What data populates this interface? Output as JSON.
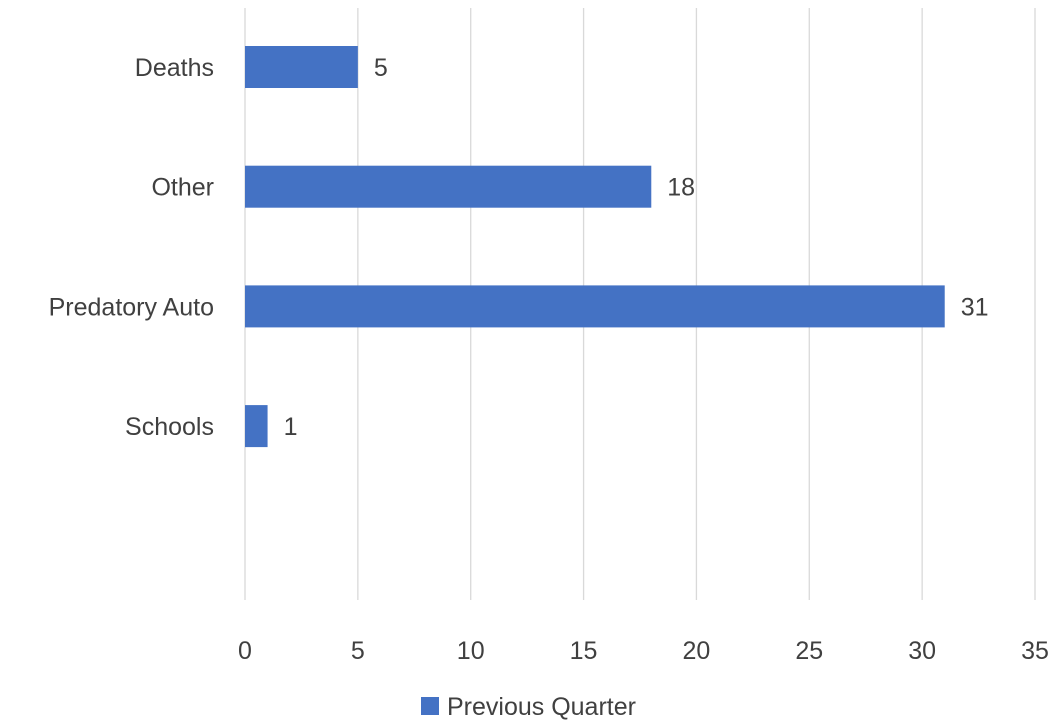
{
  "chart_data": {
    "type": "bar",
    "orientation": "horizontal",
    "categories": [
      "Deaths",
      "Other",
      "Predatory Auto",
      "Schools"
    ],
    "series": [
      {
        "name": "Previous Quarter",
        "values": [
          5,
          18,
          31,
          1
        ],
        "color": "#4472c4"
      }
    ],
    "data_labels": [
      "5",
      "18",
      "31",
      "1"
    ],
    "xlim": [
      0,
      35
    ],
    "x_ticks": [
      0,
      5,
      10,
      15,
      20,
      25,
      30,
      35
    ],
    "title": "",
    "xlabel": "",
    "ylabel": "",
    "grid": "vertical",
    "legend": "bottom"
  },
  "colors": {
    "bar": "#4472c4",
    "grid": "#d9d9d9",
    "text": "#404040"
  },
  "legend": {
    "label": "Previous Quarter"
  }
}
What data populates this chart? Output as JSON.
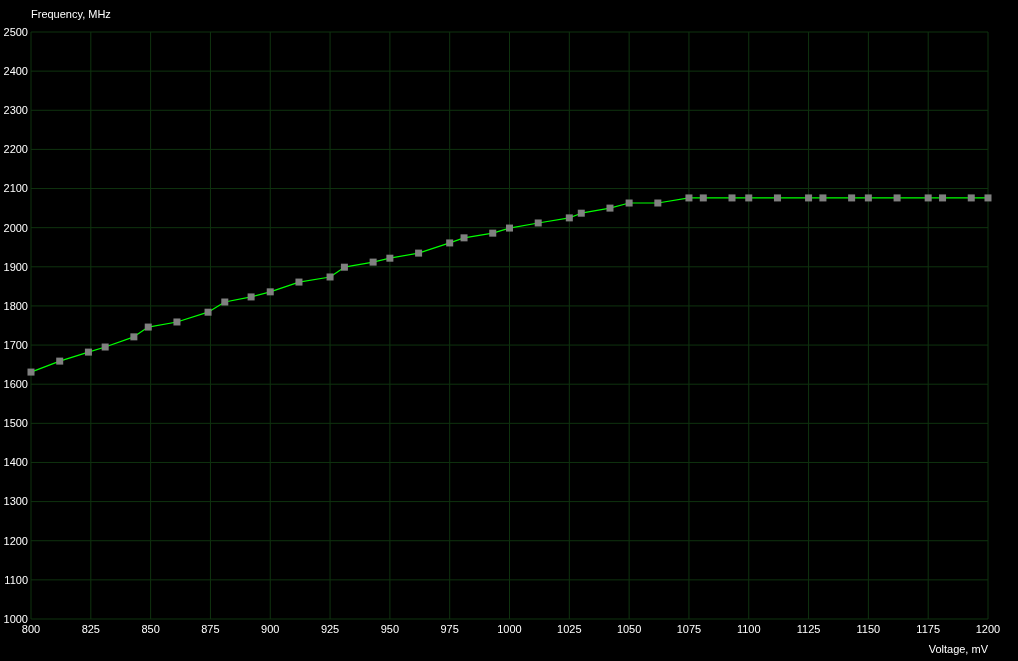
{
  "chart_data": {
    "type": "line",
    "xlabel": "Voltage, mV",
    "ylabel": "Frequency, MHz",
    "x": [
      800,
      812,
      824,
      831,
      843,
      849,
      861,
      874,
      881,
      892,
      900,
      912,
      925,
      931,
      943,
      950,
      962,
      975,
      981,
      993,
      1000,
      1012,
      1025,
      1030,
      1042,
      1050,
      1062,
      1075,
      1081,
      1093,
      1100,
      1112,
      1125,
      1131,
      1143,
      1150,
      1162,
      1175,
      1181,
      1193,
      1200
    ],
    "series": [
      {
        "color": "#00ff00",
        "values": [
          1631,
          1659,
          1682,
          1695,
          1721,
          1746,
          1759,
          1784,
          1810,
          1823,
          1836,
          1861,
          1874,
          1899,
          1912,
          1922,
          1935,
          1961,
          1974,
          1986,
          1999,
          2012,
          2025,
          2037,
          2050,
          2063,
          2063,
          2076,
          2076,
          2076,
          2076,
          2076,
          2076,
          2076,
          2076,
          2076,
          2076,
          2076,
          2076,
          2076,
          2076
        ]
      }
    ],
    "xlim": [
      800,
      1200
    ],
    "ylim": [
      1000,
      2500
    ],
    "xticks": [
      800,
      825,
      850,
      875,
      900,
      925,
      950,
      975,
      1000,
      1025,
      1050,
      1075,
      1100,
      1125,
      1150,
      1175,
      1200
    ],
    "yticks": [
      1000,
      1100,
      1200,
      1300,
      1400,
      1500,
      1600,
      1700,
      1800,
      1900,
      2000,
      2100,
      2200,
      2300,
      2400,
      2500
    ],
    "grid": true,
    "marker": "square",
    "line_style": "solid"
  }
}
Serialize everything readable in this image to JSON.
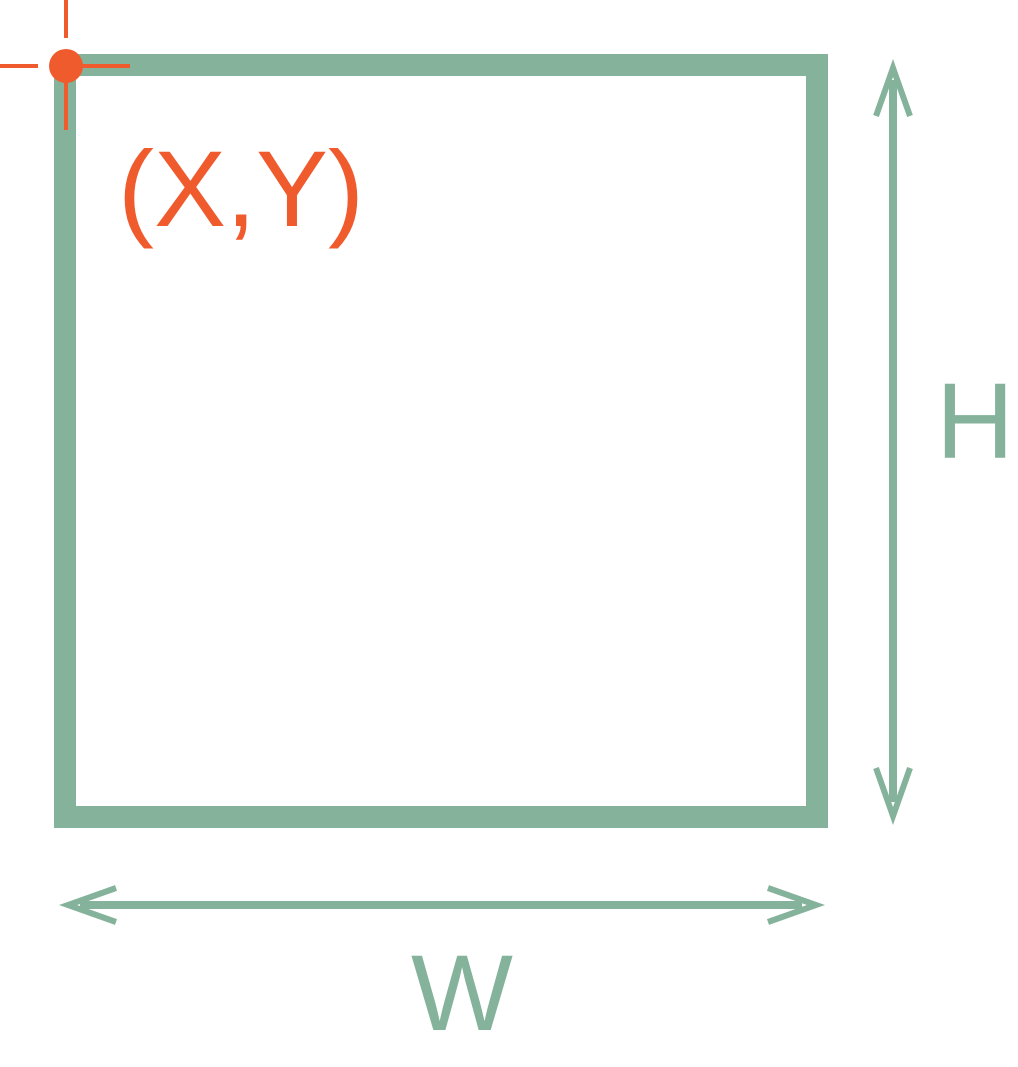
{
  "labels": {
    "origin": "(X,Y)",
    "width": "W",
    "height": "H"
  },
  "colors": {
    "box": "#84b29a",
    "origin": "#f05b2e",
    "background": "#ffffff"
  }
}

Directive:
Transcribe the whole listing exactly. Pictures stay out of your copy.

Solved exercise:
What data populates this interface? Output as JSON.
{
  "chart_data": {
    "type": "bar",
    "orientation": "horizontal",
    "categories": [
      "Deaths",
      "Other",
      "Predatory Auto",
      "Schools"
    ],
    "series": [
      {
        "name": "Previous Quarter",
        "values": [
          5,
          18,
          31,
          1
        ],
        "color": "#4472c4"
      }
    ],
    "data_labels": [
      "5",
      "18",
      "31",
      "1"
    ],
    "xlim": [
      0,
      35
    ],
    "x_ticks": [
      0,
      5,
      10,
      15,
      20,
      25,
      30,
      35
    ],
    "title": "",
    "xlabel": "",
    "ylabel": "",
    "grid": "vertical",
    "legend": "bottom"
  },
  "colors": {
    "bar": "#4472c4",
    "grid": "#d9d9d9",
    "text": "#404040"
  },
  "legend": {
    "label": "Previous Quarter"
  }
}
What data populates this chart? Output as JSON.
{
  "chart_data": {
    "type": "line",
    "xlabel": "Voltage, mV",
    "ylabel": "Frequency, MHz",
    "x": [
      800,
      812,
      824,
      831,
      843,
      849,
      861,
      874,
      881,
      892,
      900,
      912,
      925,
      931,
      943,
      950,
      962,
      975,
      981,
      993,
      1000,
      1012,
      1025,
      1030,
      1042,
      1050,
      1062,
      1075,
      1081,
      1093,
      1100,
      1112,
      1125,
      1131,
      1143,
      1150,
      1162,
      1175,
      1181,
      1193,
      1200
    ],
    "series": [
      {
        "color": "#00ff00",
        "values": [
          1631,
          1659,
          1682,
          1695,
          1721,
          1746,
          1759,
          1784,
          1810,
          1823,
          1836,
          1861,
          1874,
          1899,
          1912,
          1922,
          1935,
          1961,
          1974,
          1986,
          1999,
          2012,
          2025,
          2037,
          2050,
          2063,
          2063,
          2076,
          2076,
          2076,
          2076,
          2076,
          2076,
          2076,
          2076,
          2076,
          2076,
          2076,
          2076,
          2076,
          2076
        ]
      }
    ],
    "xlim": [
      800,
      1200
    ],
    "ylim": [
      1000,
      2500
    ],
    "xticks": [
      800,
      825,
      850,
      875,
      900,
      925,
      950,
      975,
      1000,
      1025,
      1050,
      1075,
      1100,
      1125,
      1150,
      1175,
      1200
    ],
    "yticks": [
      1000,
      1100,
      1200,
      1300,
      1400,
      1500,
      1600,
      1700,
      1800,
      1900,
      2000,
      2100,
      2200,
      2300,
      2400,
      2500
    ],
    "grid": true,
    "marker": "square",
    "line_style": "solid"
  }
}
Serialize everything readable in this image to JSON.
{
  "labels": {
    "origin": "(X,Y)",
    "width": "W",
    "height": "H"
  },
  "colors": {
    "box": "#84b29a",
    "origin": "#f05b2e",
    "background": "#ffffff"
  }
}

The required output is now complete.